[START Dataset rows]

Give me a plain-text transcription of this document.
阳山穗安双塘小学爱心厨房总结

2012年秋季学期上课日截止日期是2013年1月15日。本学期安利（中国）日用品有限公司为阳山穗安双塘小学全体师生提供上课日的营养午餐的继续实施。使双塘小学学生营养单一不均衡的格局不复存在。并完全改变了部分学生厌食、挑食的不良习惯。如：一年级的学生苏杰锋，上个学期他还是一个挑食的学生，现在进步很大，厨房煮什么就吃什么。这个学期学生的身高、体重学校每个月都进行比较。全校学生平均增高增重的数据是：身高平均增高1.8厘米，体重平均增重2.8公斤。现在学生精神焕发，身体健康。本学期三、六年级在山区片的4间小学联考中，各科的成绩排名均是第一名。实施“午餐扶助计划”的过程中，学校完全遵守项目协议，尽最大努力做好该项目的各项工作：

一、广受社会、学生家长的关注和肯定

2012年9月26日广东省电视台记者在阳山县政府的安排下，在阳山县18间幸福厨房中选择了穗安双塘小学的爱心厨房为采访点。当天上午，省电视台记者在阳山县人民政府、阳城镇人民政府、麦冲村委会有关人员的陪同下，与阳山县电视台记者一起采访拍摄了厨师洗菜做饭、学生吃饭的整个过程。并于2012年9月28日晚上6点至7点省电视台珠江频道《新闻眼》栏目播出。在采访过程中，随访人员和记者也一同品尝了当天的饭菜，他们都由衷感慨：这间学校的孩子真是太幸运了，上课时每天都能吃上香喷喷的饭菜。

[END Dataset rows]

### [Directions]
Emit the records above again, exactly, with no line skipped.

### [Worked answer]
Give me a plain-text transcription of this document.
阳山穗安双塘小学爱心厨房总结

2012年秋季学期上课日截止日期是2013年1月15日。本学期安利（中国）日用品有限公司为阳山穗安双塘小学全体师生提供上课日的营养午餐的继续实施。使双塘小学学生营养单一不均衡的格局不复存在。并完全改变了部分学生厌食、挑食的不良习惯。如：一年级的学生苏杰锋，上个学期他还是一个挑食的学生，现在进步很大，厨房煮什么就吃什么。这个学期学生的身高、体重学校每个月都进行比较。全校学生平均增高增重的数据是：身高平均增高1.8厘米，体重平均增重2.8公斤。现在学生精神焕发，身体健康。本学期三、六年级在山区片的4间小学联考中，各科的成绩排名均是第一名。实施“午餐扶助计划”的过程中，学校完全遵守项目协议，尽最大努力做好该项目的各项工作：

一、广受社会、学生家长的关注和肯定

2012年9月26日广东省电视台记者在阳山县政府的安排下，在阳山县18间幸福厨房中选择了穗安双塘小学的爱心厨房为采访点。当天上午，省电视台记者在阳山县人民政府、阳城镇人民政府、麦冲村委会有关人员的陪同下，与阳山县电视台记者一起采访拍摄了厨师洗菜做饭、学生吃饭的整个过程。并于2012年9月28日晚上6点至7点省电视台珠江频道《新闻眼》栏目播出。在采访过程中，随访人员和记者也一同品尝了当天的饭菜，他们都由衷感慨：这间学校的孩子真是太幸运了，上课时每天都能吃上香喷喷的饭菜。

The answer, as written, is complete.